-- begin GIVEN DATA --
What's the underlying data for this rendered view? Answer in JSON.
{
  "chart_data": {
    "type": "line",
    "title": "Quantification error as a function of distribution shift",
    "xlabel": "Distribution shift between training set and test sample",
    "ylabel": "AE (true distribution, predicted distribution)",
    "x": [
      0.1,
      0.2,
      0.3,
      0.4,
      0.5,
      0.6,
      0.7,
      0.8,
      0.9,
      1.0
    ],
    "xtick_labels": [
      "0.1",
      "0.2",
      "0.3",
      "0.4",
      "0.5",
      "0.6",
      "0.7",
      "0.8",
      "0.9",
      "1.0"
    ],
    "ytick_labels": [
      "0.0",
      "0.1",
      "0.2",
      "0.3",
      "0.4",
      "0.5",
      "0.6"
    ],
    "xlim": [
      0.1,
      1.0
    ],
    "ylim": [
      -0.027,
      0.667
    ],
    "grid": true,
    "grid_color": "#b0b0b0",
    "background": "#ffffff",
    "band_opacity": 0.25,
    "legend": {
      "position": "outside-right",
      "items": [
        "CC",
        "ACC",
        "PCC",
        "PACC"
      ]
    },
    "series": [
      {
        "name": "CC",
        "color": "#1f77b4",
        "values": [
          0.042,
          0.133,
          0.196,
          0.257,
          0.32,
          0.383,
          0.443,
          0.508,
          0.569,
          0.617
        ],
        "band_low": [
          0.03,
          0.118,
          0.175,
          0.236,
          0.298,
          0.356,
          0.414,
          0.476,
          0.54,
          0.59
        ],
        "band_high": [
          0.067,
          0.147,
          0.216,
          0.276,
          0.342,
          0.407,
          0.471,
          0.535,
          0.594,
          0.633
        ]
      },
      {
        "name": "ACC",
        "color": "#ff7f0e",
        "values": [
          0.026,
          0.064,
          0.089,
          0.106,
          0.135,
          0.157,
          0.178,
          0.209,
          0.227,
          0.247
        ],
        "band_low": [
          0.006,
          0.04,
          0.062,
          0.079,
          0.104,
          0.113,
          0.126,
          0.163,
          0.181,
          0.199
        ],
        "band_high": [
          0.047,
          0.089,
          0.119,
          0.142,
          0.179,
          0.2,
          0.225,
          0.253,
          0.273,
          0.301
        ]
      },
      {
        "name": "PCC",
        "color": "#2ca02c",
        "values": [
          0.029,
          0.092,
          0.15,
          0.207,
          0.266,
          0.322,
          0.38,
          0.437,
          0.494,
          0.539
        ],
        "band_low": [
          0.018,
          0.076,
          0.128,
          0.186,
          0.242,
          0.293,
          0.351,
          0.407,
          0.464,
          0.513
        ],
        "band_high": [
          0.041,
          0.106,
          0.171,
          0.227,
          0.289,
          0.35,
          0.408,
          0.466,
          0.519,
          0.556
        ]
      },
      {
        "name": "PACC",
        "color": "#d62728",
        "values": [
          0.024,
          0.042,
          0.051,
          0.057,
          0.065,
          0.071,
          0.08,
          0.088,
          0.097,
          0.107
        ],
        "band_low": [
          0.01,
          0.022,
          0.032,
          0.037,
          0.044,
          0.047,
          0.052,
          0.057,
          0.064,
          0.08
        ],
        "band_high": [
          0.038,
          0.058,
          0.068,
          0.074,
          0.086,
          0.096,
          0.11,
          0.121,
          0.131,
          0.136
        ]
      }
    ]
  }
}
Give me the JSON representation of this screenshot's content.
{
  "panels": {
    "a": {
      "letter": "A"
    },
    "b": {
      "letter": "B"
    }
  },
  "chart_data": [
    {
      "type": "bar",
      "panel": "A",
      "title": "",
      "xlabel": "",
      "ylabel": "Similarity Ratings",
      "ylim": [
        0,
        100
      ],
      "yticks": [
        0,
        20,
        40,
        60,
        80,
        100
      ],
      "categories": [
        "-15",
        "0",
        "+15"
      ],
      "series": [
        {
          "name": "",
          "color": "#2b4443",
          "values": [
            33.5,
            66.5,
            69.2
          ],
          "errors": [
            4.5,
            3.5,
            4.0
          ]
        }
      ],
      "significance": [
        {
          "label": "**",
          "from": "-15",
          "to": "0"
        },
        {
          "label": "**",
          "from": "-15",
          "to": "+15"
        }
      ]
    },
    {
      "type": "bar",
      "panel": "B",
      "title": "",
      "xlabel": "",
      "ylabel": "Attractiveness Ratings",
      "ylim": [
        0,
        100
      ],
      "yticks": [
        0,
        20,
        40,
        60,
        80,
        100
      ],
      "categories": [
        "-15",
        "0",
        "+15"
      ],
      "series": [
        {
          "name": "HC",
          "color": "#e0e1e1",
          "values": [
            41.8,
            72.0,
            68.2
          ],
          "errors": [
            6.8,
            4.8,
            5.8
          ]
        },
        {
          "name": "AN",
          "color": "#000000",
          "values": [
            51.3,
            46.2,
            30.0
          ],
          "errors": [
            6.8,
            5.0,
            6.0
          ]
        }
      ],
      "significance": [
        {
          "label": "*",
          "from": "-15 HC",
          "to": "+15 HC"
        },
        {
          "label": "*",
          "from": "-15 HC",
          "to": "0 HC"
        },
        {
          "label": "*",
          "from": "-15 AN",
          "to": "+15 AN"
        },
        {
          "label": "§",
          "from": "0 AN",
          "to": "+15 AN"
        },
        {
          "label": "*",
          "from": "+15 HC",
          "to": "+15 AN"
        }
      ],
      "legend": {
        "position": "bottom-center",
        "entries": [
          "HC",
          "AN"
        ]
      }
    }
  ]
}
-- end GIVEN DATA --
=== PROBLEM DETAILS ===
Each line must be given again exactly as written above.

=== EXERCISE RESULT ===
What's the underlying data for this rendered view? Answer in JSON.
{
  "chart_data": {
    "type": "line",
    "title": "Quantification error as a function of distribution shift",
    "xlabel": "Distribution shift between training set and test sample",
    "ylabel": "AE (true distribution, predicted distribution)",
    "x": [
      0.1,
      0.2,
      0.3,
      0.4,
      0.5,
      0.6,
      0.7,
      0.8,
      0.9,
      1.0
    ],
    "xtick_labels": [
      "0.1",
      "0.2",
      "0.3",
      "0.4",
      "0.5",
      "0.6",
      "0.7",
      "0.8",
      "0.9",
      "1.0"
    ],
    "ytick_labels": [
      "0.0",
      "0.1",
      "0.2",
      "0.3",
      "0.4",
      "0.5",
      "0.6"
    ],
    "xlim": [
      0.1,
      1.0
    ],
    "ylim": [
      -0.027,
      0.667
    ],
    "grid": true,
    "grid_color": "#b0b0b0",
    "background": "#ffffff",
    "band_opacity": 0.25,
    "legend": {
      "position": "outside-right",
      "items": [
        "CC",
        "ACC",
        "PCC",
        "PACC"
      ]
    },
    "series": [
      {
        "name": "CC",
        "color": "#1f77b4",
        "values": [
          0.042,
          0.133,
          0.196,
          0.257,
          0.32,
          0.383,
          0.443,
          0.508,
          0.569,
          0.617
        ],
        "band_low": [
          0.03,
          0.118,
          0.175,
          0.236,
          0.298,
          0.356,
          0.414,
          0.476,
          0.54,
          0.59
        ],
        "band_high": [
          0.067,
          0.147,
          0.216,
          0.276,
          0.342,
          0.407,
          0.471,
          0.535,
          0.594,
          0.633
        ]
      },
      {
        "name": "ACC",
        "color": "#ff7f0e",
        "values": [
          0.026,
          0.064,
          0.089,
          0.106,
          0.135,
          0.157,
          0.178,
          0.209,
          0.227,
          0.247
        ],
        "band_low": [
          0.006,
          0.04,
          0.062,
          0.079,
          0.104,
          0.113,
          0.126,
          0.163,
          0.181,
          0.199
        ],
        "band_high": [
          0.047,
          0.089,
          0.119,
          0.142,
          0.179,
          0.2,
          0.225,
          0.253,
          0.273,
          0.301
        ]
      },
      {
        "name": "PCC",
        "color": "#2ca02c",
        "values": [
          0.029,
          0.092,
          0.15,
          0.207,
          0.266,
          0.322,
          0.38,
          0.437,
          0.494,
          0.539
        ],
        "band_low": [
          0.018,
          0.076,
          0.128,
          0.186,
          0.242,
          0.293,
          0.351,
          0.407,
          0.464,
          0.513
        ],
        "band_high": [
          0.041,
          0.106,
          0.171,
          0.227,
          0.289,
          0.35,
          0.408,
          0.466,
          0.519,
          0.556
        ]
      },
      {
        "name": "PACC",
        "color": "#d62728",
        "values": [
          0.024,
          0.042,
          0.051,
          0.057,
          0.065,
          0.071,
          0.08,
          0.088,
          0.097,
          0.107
        ],
        "band_low": [
          0.01,
          0.022,
          0.032,
          0.037,
          0.044,
          0.047,
          0.052,
          0.057,
          0.064,
          0.08
        ],
        "band_high": [
          0.038,
          0.058,
          0.068,
          0.074,
          0.086,
          0.096,
          0.11,
          0.121,
          0.131,
          0.136
        ]
      }
    ]
  }
}
Give me the JSON representation of this screenshot's content.
{
  "panels": {
    "a": {
      "letter": "A"
    },
    "b": {
      "letter": "B"
    }
  },
  "chart_data": [
    {
      "type": "bar",
      "panel": "A",
      "title": "",
      "xlabel": "",
      "ylabel": "Similarity Ratings",
      "ylim": [
        0,
        100
      ],
      "yticks": [
        0,
        20,
        40,
        60,
        80,
        100
      ],
      "categories": [
        "-15",
        "0",
        "+15"
      ],
      "series": [
        {
          "name": "",
          "color": "#2b4443",
          "values": [
            33.5,
            66.5,
            69.2
          ],
          "errors": [
            4.5,
            3.5,
            4.0
          ]
        }
      ],
      "significance": [
        {
          "label": "**",
          "from": "-15",
          "to": "0"
        },
        {
          "label": "**",
          "from": "-15",
          "to": "+15"
        }
      ]
    },
    {
      "type": "bar",
      "panel": "B",
      "title": "",
      "xlabel": "",
      "ylabel": "Attractiveness Ratings",
      "ylim": [
        0,
        100
      ],
      "yticks": [
        0,
        20,
        40,
        60,
        80,
        100
      ],
      "categories": [
        "-15",
        "0",
        "+15"
      ],
      "series": [
        {
          "name": "HC",
          "color": "#e0e1e1",
          "values": [
            41.8,
            72.0,
            68.2
          ],
          "errors": [
            6.8,
            4.8,
            5.8
          ]
        },
        {
          "name": "AN",
          "color": "#000000",
          "values": [
            51.3,
            46.2,
            30.0
          ],
          "errors": [
            6.8,
            5.0,
            6.0
          ]
        }
      ],
      "significance": [
        {
          "label": "*",
          "from": "-15 HC",
          "to": "+15 HC"
        },
        {
          "label": "*",
          "from": "-15 HC",
          "to": "0 HC"
        },
        {
          "label": "*",
          "from": "-15 AN",
          "to": "+15 AN"
        },
        {
          "label": "§",
          "from": "0 AN",
          "to": "+15 AN"
        },
        {
          "label": "*",
          "from": "+15 HC",
          "to": "+15 AN"
        }
      ],
      "legend": {
        "position": "bottom-center",
        "entries": [
          "HC",
          "AN"
        ]
      }
    }
  ]
}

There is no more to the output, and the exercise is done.